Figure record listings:
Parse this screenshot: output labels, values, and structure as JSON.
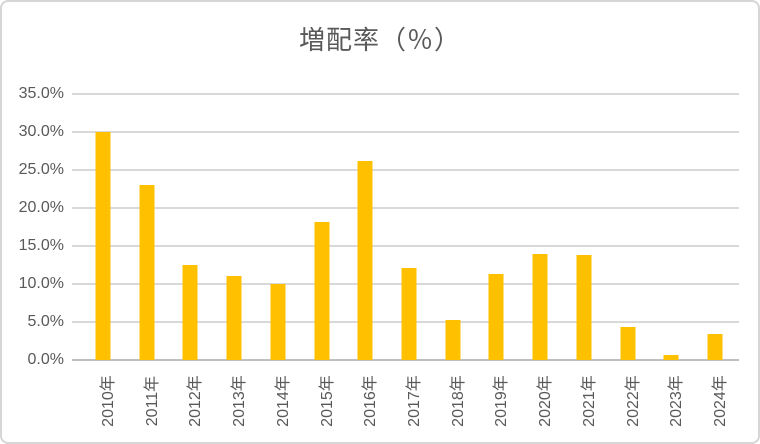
{
  "chart_data": {
    "type": "bar",
    "title": "増配率（％）",
    "categories": [
      "2010年",
      "2011年",
      "2012年",
      "2013年",
      "2014年",
      "2015年",
      "2016年",
      "2017年",
      "2018年",
      "2019年",
      "2020年",
      "2021年",
      "2022年",
      "2023年",
      "2024年"
    ],
    "values": [
      30.0,
      23.0,
      12.5,
      11.0,
      10.0,
      18.2,
      26.2,
      12.1,
      5.3,
      11.3,
      13.9,
      13.8,
      4.3,
      0.6,
      3.4
    ],
    "y_tick_labels": [
      "35.0%",
      "30.0%",
      "25.0%",
      "20.0%",
      "15.0%",
      "10.0%",
      "5.0%",
      "0.0%"
    ],
    "ylim": [
      0,
      35
    ],
    "y_tick_step": 5,
    "xlabel": "",
    "ylabel": "",
    "grid": true,
    "legend": "none",
    "bar_color": "#ffc000",
    "gridline_color": "#d9d9d9",
    "axis_line_color": "#bfbfbf",
    "text_color": "#595959",
    "background_color": "#ffffff"
  }
}
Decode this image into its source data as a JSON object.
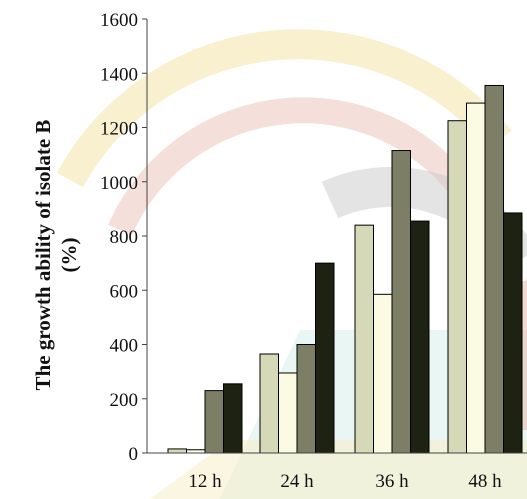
{
  "chart_data": {
    "type": "bar",
    "title": "",
    "xlabel": "",
    "ylabel_lines": [
      "The growth ability of isolate B",
      "(%)"
    ],
    "categories": [
      "12 h",
      "24 h",
      "36 h",
      "48 h"
    ],
    "series": [
      {
        "values": [
          15,
          365,
          840,
          1225
        ],
        "color": "#d6d9b8"
      },
      {
        "values": [
          12,
          295,
          585,
          1290
        ],
        "color": "#fbfbe4"
      },
      {
        "values": [
          230,
          400,
          1115,
          1355
        ],
        "color": "#7c7f66"
      },
      {
        "values": [
          255,
          700,
          855,
          885
        ],
        "color": "#1e2212"
      }
    ],
    "yticks": [
      "0",
      "200",
      "400",
      "600",
      "800",
      "1000",
      "1200",
      "1400",
      "1600"
    ],
    "ylim": [
      0,
      1600
    ],
    "grid": false,
    "legend": "none"
  }
}
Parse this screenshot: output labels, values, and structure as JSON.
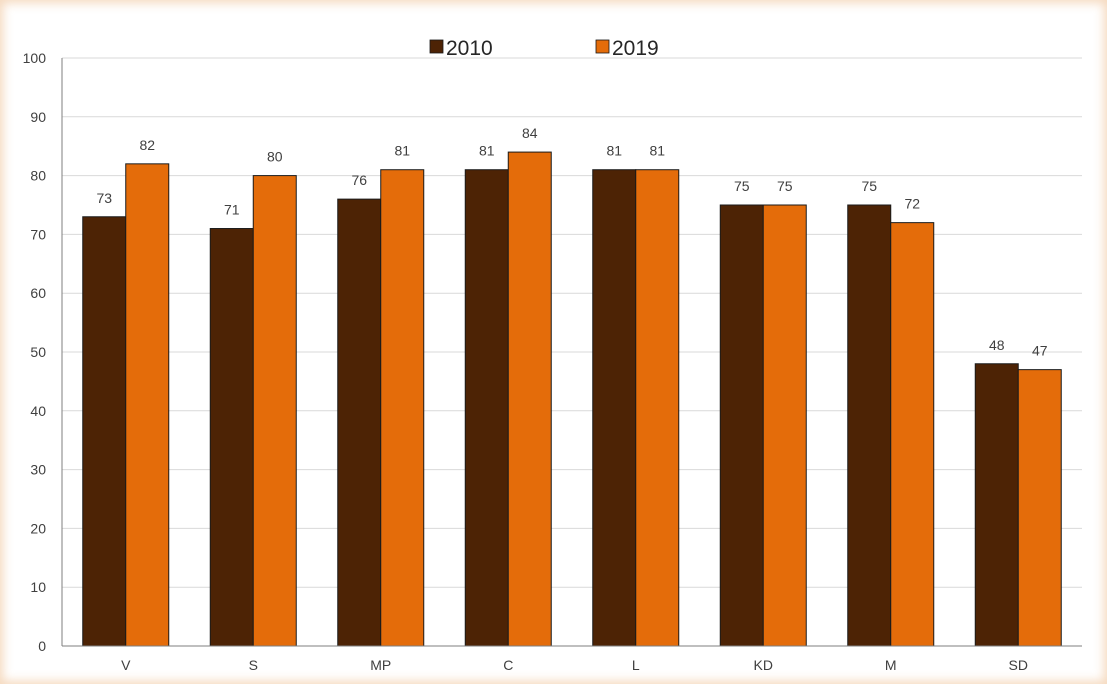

PROBLEM TO WORK ON
Give every record back exactly as it reads, with no images.

IN RESPONSE
Parse this screenshot: output labels, values, and structure as JSON.
{
  "chart_data": {
    "type": "bar",
    "title": "増配率（％）",
    "categories": [
      "2010年",
      "2011年",
      "2012年",
      "2013年",
      "2014年",
      "2015年",
      "2016年",
      "2017年",
      "2018年",
      "2019年",
      "2020年",
      "2021年",
      "2022年",
      "2023年",
      "2024年"
    ],
    "values": [
      30.0,
      23.0,
      12.5,
      11.0,
      10.0,
      18.2,
      26.2,
      12.1,
      5.3,
      11.3,
      13.9,
      13.8,
      4.3,
      0.6,
      3.4
    ],
    "y_tick_labels": [
      "35.0%",
      "30.0%",
      "25.0%",
      "20.0%",
      "15.0%",
      "10.0%",
      "5.0%",
      "0.0%"
    ],
    "ylim": [
      0,
      35
    ],
    "y_tick_step": 5,
    "xlabel": "",
    "ylabel": "",
    "grid": true,
    "legend": "none",
    "bar_color": "#ffc000",
    "gridline_color": "#d9d9d9",
    "axis_line_color": "#bfbfbf",
    "text_color": "#595959",
    "background_color": "#ffffff"
  }
}
Decode this image into its source data as a JSON object.
{
  "chart_data": {
    "type": "bar",
    "title": "",
    "xlabel": "",
    "ylabel_lines": [
      "The growth ability of isolate B",
      "(%)"
    ],
    "categories": [
      "12 h",
      "24 h",
      "36 h",
      "48 h"
    ],
    "series": [
      {
        "values": [
          15,
          365,
          840,
          1225
        ],
        "color": "#d6d9b8"
      },
      {
        "values": [
          12,
          295,
          585,
          1290
        ],
        "color": "#fbfbe4"
      },
      {
        "values": [
          230,
          400,
          1115,
          1355
        ],
        "color": "#7c7f66"
      },
      {
        "values": [
          255,
          700,
          855,
          885
        ],
        "color": "#1e2212"
      }
    ],
    "yticks": [
      "0",
      "200",
      "400",
      "600",
      "800",
      "1000",
      "1200",
      "1400",
      "1600"
    ],
    "ylim": [
      0,
      1600
    ],
    "grid": false,
    "legend": "none"
  }
}
Parse this screenshot: output labels, values, and structure as JSON.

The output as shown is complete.